AIM:
Tally the lines of the records below that contain the string "swatch". Reply with the number alone.

STORED ROWS:
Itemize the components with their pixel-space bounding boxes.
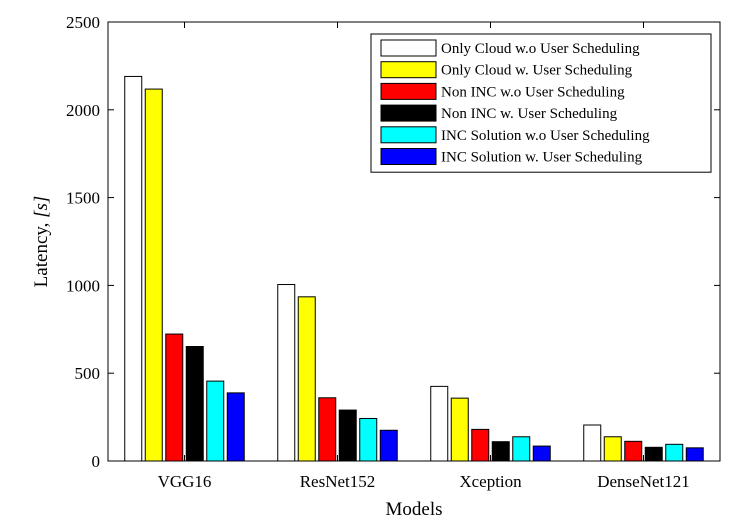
bar-resnet152-series-4	[338, 409, 357, 462]
bar-vgg16-series-5	[206, 380, 225, 462]
bar-resnet152-series-5	[359, 418, 378, 462]
legend-label: Non INC w. User Scheduling	[441, 106, 618, 122]
y-tick-label: 2000	[66, 101, 100, 120]
legend-label: Only Cloud w.o User Scheduling	[441, 41, 640, 57]
bar-resnet152-series-3	[318, 397, 337, 462]
y-tick-label: 1000	[66, 276, 100, 295]
legend-label: INC Solution w. User Scheduling	[441, 150, 643, 166]
axes-box	[107, 21, 721, 462]
bar-xception-series-1	[430, 385, 449, 462]
legend-swatch	[380, 126, 437, 144]
x-tick-label: VGG16	[158, 472, 212, 491]
x-axis-ticks: VGG16 ResNet152 Xception DenseNet121	[158, 22, 690, 491]
legend-label: INC Solution w.o User Scheduling	[441, 128, 650, 144]
bar-xception-series-4	[491, 441, 510, 462]
legend: Only Cloud w.o User Scheduling Only Cloud…	[370, 33, 712, 173]
y-axis-label-unit: [s]	[31, 196, 52, 218]
y-axis-ticks: 0 500 1000 1500 2000 2500	[66, 13, 720, 471]
bar-densenet121-series-3	[624, 440, 643, 462]
legend-label: Only Cloud w. User Scheduling	[441, 63, 633, 79]
bar-xception-series-5	[512, 436, 531, 462]
bar-densenet121-series-6	[685, 447, 704, 462]
legend-swatch	[380, 61, 437, 79]
y-tick-label: 1500	[66, 189, 100, 208]
legend-swatch	[380, 82, 437, 100]
bar-vgg16-series-3	[165, 333, 184, 462]
x-tick-label: ResNet152	[300, 472, 376, 491]
bar-resnet152-series-2	[297, 296, 316, 462]
bar-vgg16-series-6	[226, 392, 245, 462]
bar-vgg16-series-2	[144, 88, 163, 462]
y-axis-label: Latency, [s]	[31, 196, 52, 288]
legend-swatch	[380, 148, 437, 165]
bars-group	[124, 75, 704, 462]
legend-swatch	[380, 39, 437, 57]
x-tick-label: Xception	[459, 472, 522, 491]
x-axis-label: Models	[386, 499, 443, 520]
bar-vgg16-series-4	[185, 346, 204, 462]
bar-resnet152-series-1	[277, 284, 296, 462]
y-tick-label: 500	[75, 364, 101, 383]
bar-xception-series-6	[532, 445, 551, 462]
bar-xception-series-2	[450, 397, 469, 462]
x-tick-label: DenseNet121	[597, 472, 690, 491]
y-tick-label: 2500	[66, 13, 100, 32]
bar-vgg16-series-1	[124, 75, 143, 462]
y-axis-label-prefix: Latency,	[31, 218, 52, 287]
bar-xception-series-3	[471, 428, 490, 462]
y-tick-label: 0	[92, 452, 101, 471]
bar-densenet121-series-5	[665, 443, 684, 462]
bar-resnet152-series-6	[379, 429, 398, 462]
bar-densenet121-series-1	[583, 424, 602, 462]
legend-label: Non INC w.o User Scheduling	[441, 84, 625, 100]
bar-densenet121-series-2	[603, 436, 622, 462]
legend-swatch	[380, 104, 437, 122]
bar-densenet121-series-4	[644, 446, 663, 462]
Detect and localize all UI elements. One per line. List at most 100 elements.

SOLUTION TO THIS PROBLEM:
6